-- Task instructions --
The answer must be a single number: how many lines in this listing hold the word "Percentage".

-- Given data --

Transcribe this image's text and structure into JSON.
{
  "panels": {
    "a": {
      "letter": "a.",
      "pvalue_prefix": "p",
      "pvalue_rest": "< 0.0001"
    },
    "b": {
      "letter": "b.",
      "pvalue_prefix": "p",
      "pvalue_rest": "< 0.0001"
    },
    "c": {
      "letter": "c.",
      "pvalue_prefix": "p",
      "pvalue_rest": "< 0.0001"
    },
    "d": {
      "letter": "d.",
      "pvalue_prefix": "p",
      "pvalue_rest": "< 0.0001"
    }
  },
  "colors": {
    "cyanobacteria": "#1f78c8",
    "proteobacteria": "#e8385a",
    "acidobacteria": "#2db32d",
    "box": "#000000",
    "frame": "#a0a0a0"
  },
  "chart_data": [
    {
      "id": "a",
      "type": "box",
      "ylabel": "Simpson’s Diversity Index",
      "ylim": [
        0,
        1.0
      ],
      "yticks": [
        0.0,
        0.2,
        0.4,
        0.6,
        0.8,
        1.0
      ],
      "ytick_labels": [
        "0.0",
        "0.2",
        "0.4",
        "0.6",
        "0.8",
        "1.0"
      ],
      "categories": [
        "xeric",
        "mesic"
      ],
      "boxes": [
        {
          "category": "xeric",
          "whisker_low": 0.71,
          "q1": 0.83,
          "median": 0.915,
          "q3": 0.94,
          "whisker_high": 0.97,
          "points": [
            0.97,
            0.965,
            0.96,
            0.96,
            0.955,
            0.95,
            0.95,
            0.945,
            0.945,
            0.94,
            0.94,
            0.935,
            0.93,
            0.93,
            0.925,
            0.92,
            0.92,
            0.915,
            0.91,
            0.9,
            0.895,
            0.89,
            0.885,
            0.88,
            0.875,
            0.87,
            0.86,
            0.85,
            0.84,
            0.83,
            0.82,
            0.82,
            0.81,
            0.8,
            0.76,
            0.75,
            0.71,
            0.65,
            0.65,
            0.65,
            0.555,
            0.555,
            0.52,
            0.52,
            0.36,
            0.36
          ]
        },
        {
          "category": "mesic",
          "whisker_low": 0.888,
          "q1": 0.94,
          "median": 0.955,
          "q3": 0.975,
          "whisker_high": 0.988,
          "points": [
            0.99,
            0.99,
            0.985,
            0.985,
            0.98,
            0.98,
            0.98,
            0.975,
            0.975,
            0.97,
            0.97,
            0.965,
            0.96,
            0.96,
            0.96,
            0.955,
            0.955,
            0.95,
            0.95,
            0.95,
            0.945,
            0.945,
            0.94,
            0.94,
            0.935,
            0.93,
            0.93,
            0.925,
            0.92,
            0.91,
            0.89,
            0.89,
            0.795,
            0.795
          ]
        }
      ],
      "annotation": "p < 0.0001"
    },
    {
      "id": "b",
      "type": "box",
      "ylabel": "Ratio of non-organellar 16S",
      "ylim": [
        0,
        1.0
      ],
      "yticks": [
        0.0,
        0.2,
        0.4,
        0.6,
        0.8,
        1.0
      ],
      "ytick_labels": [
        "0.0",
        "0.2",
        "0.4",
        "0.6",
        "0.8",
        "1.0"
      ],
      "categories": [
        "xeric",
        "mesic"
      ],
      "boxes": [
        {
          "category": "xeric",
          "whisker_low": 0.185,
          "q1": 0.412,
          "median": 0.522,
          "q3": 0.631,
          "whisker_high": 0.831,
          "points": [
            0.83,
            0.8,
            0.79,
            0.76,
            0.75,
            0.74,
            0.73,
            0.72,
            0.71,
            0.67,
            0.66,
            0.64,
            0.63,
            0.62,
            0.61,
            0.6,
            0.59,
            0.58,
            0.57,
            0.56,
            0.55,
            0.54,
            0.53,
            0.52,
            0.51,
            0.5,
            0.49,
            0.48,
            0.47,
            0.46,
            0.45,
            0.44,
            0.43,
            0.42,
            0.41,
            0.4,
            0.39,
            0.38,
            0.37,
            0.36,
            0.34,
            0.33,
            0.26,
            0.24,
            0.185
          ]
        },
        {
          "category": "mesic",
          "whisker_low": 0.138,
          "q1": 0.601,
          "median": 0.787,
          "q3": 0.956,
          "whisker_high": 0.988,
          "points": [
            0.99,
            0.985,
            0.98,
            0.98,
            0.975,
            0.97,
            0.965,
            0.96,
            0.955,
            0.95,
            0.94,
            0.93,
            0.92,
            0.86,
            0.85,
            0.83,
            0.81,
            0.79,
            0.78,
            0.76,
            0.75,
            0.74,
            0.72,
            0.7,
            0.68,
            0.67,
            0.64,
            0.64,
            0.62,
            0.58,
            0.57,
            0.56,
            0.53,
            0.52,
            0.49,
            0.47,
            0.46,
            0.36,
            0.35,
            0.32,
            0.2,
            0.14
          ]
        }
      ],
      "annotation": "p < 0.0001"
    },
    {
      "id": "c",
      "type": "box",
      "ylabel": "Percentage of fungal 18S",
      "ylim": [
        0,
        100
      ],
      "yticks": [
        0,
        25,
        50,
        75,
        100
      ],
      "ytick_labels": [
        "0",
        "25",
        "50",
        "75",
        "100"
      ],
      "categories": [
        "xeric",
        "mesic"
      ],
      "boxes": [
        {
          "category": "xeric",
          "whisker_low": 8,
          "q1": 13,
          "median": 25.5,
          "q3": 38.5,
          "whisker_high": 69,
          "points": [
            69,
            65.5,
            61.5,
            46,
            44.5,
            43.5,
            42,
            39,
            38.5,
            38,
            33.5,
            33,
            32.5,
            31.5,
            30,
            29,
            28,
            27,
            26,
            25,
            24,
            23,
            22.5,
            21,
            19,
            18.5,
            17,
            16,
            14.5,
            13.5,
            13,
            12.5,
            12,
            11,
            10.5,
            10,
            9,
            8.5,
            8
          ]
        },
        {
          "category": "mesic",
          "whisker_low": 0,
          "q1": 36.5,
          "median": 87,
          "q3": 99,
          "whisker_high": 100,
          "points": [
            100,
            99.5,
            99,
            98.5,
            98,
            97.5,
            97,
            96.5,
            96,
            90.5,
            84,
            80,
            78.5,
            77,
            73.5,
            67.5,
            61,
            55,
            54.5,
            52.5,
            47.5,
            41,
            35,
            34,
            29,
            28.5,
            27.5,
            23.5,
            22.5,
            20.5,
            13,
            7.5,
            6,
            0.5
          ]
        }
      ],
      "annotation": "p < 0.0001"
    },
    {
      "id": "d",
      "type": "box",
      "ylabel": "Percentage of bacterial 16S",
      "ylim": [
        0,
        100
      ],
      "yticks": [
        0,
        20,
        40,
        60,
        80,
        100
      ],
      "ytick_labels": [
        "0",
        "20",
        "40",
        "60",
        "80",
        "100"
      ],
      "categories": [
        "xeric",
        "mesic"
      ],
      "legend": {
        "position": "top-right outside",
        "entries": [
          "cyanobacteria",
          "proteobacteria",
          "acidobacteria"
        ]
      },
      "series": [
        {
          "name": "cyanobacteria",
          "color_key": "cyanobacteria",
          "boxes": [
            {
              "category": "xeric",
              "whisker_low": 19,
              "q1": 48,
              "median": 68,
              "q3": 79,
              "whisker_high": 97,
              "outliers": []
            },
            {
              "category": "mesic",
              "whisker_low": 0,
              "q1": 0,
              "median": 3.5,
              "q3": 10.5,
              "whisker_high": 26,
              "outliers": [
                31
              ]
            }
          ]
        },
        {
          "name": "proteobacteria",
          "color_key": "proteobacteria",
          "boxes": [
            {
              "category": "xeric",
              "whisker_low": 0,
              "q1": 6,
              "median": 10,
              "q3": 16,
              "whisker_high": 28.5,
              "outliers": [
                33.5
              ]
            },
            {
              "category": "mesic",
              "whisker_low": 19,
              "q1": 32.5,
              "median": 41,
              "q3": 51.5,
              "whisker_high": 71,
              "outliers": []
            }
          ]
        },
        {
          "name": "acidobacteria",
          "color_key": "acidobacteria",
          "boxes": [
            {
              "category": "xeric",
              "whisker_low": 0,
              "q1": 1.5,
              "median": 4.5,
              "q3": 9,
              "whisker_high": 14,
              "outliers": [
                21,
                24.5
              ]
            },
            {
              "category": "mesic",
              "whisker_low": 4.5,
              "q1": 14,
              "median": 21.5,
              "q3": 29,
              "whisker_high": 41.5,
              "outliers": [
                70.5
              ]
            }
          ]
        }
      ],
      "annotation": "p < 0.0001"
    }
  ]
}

-- Answer area --
2